=== STATED PROBLEM ===
Work through the entries below and report how many lines include "أحمد". The number alone is the answer.
<<<<
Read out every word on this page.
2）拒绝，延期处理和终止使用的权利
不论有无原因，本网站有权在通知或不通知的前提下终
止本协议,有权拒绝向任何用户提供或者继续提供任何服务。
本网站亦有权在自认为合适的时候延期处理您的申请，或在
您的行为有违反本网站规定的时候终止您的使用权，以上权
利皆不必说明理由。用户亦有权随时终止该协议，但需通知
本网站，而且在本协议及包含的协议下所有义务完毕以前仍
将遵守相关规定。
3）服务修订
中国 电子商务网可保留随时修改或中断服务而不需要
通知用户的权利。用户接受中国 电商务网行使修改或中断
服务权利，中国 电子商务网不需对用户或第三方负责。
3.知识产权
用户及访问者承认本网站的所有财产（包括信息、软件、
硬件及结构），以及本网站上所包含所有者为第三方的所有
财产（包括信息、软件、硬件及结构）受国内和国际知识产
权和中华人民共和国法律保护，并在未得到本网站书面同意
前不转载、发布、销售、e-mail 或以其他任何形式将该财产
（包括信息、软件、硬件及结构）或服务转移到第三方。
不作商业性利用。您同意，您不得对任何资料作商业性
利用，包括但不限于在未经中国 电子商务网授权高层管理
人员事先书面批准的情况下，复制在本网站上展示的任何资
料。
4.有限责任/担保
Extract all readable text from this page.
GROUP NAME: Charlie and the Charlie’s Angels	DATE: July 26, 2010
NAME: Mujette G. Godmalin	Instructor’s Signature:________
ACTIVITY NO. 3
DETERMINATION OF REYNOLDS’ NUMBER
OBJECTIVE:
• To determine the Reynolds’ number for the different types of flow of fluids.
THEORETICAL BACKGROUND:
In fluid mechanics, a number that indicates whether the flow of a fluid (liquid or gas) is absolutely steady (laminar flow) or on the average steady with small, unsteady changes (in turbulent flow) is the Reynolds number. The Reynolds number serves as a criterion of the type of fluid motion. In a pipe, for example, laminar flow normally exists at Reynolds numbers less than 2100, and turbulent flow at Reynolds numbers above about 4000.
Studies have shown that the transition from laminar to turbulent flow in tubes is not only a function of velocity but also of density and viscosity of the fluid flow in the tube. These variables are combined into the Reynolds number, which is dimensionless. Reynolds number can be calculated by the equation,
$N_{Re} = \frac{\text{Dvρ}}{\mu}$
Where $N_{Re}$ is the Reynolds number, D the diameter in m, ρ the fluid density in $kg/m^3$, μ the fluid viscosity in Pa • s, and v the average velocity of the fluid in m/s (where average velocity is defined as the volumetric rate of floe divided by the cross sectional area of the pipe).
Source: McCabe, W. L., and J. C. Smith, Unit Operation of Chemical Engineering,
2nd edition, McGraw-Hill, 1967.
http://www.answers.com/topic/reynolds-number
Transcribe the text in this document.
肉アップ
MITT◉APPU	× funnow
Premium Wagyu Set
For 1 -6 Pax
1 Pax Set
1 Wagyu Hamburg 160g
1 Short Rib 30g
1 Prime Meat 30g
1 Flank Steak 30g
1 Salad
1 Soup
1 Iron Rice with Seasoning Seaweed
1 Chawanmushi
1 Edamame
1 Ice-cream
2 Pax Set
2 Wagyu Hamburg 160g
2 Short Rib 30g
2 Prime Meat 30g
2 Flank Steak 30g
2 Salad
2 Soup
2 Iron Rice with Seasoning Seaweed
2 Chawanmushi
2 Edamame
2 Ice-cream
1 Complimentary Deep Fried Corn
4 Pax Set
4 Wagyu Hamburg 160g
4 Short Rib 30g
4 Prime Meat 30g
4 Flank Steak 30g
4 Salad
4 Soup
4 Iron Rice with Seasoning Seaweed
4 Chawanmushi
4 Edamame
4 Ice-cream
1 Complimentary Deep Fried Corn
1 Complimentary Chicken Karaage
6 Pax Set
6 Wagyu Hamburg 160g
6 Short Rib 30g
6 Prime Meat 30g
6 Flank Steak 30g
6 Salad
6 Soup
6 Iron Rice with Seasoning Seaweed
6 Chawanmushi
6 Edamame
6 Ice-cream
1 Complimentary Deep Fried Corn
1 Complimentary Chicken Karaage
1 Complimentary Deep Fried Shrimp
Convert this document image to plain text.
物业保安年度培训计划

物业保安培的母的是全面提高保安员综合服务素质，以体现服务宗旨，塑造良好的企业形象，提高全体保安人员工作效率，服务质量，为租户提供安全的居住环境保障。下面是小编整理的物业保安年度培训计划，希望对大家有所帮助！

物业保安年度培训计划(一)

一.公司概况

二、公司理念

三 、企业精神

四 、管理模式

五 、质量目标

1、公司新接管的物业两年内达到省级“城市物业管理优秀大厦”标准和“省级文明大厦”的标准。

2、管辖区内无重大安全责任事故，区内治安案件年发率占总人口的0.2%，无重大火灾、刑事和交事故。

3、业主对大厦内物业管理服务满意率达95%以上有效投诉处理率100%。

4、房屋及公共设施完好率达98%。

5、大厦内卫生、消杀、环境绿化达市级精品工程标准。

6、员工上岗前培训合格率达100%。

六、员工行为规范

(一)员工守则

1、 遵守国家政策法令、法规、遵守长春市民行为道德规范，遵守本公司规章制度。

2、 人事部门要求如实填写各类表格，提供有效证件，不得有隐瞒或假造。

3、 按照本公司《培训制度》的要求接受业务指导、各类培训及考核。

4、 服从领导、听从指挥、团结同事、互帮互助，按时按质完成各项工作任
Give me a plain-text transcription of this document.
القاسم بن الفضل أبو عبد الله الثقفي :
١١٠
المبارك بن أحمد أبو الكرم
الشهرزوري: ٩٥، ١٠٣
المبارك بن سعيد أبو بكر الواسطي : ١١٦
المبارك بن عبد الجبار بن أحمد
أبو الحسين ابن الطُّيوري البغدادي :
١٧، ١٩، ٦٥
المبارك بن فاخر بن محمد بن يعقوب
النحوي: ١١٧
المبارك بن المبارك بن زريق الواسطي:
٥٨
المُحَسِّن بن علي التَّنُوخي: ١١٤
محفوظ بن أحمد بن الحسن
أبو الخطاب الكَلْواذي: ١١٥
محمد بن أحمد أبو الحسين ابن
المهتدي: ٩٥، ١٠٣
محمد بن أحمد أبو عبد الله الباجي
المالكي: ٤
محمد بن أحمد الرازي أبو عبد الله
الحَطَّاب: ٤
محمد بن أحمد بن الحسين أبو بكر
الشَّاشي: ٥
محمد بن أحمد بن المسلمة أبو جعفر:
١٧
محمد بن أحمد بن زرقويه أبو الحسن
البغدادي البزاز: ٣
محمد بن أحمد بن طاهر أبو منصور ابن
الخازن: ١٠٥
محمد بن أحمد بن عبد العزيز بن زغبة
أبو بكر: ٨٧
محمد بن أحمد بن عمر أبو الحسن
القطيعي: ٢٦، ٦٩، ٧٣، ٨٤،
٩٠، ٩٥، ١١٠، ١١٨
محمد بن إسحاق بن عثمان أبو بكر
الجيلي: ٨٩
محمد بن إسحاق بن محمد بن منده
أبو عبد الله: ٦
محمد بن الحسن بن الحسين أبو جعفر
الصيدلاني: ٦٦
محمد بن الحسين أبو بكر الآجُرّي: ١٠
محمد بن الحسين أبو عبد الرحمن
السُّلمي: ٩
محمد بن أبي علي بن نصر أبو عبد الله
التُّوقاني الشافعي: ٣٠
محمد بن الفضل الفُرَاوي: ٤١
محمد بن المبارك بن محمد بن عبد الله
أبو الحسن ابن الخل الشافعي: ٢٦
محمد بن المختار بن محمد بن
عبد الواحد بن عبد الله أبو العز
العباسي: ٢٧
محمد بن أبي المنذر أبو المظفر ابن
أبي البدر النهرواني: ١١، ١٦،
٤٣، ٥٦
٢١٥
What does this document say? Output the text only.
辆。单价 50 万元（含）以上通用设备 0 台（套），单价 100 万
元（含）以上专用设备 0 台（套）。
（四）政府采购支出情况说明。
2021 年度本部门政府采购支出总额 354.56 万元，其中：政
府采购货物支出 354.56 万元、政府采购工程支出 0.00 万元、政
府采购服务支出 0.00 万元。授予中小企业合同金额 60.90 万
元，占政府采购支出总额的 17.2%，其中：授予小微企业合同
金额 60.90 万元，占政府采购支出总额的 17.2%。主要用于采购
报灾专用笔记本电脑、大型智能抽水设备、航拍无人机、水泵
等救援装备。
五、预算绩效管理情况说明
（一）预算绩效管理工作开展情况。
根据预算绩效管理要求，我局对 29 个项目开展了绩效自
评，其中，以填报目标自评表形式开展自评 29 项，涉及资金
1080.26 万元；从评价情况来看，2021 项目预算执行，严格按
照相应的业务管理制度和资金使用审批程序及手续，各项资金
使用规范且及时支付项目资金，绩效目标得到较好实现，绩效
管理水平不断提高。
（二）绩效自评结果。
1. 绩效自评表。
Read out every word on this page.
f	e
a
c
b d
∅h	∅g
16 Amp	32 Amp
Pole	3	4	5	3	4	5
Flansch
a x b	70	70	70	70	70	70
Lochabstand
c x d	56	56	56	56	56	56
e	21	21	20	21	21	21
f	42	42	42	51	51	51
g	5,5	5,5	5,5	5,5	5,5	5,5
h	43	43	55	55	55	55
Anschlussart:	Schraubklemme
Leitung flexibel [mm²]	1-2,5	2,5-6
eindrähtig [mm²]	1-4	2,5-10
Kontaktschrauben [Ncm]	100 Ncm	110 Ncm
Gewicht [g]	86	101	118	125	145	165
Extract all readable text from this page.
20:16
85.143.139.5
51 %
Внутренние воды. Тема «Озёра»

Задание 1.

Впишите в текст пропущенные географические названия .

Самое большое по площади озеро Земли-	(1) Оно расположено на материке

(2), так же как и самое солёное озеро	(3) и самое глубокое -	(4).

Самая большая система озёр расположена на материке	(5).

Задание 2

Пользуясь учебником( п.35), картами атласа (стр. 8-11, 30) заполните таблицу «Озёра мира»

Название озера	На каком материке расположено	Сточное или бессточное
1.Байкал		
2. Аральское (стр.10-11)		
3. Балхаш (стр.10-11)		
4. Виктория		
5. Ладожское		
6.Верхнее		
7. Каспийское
>>>>
=== EXERCISE SOLUTION ===
12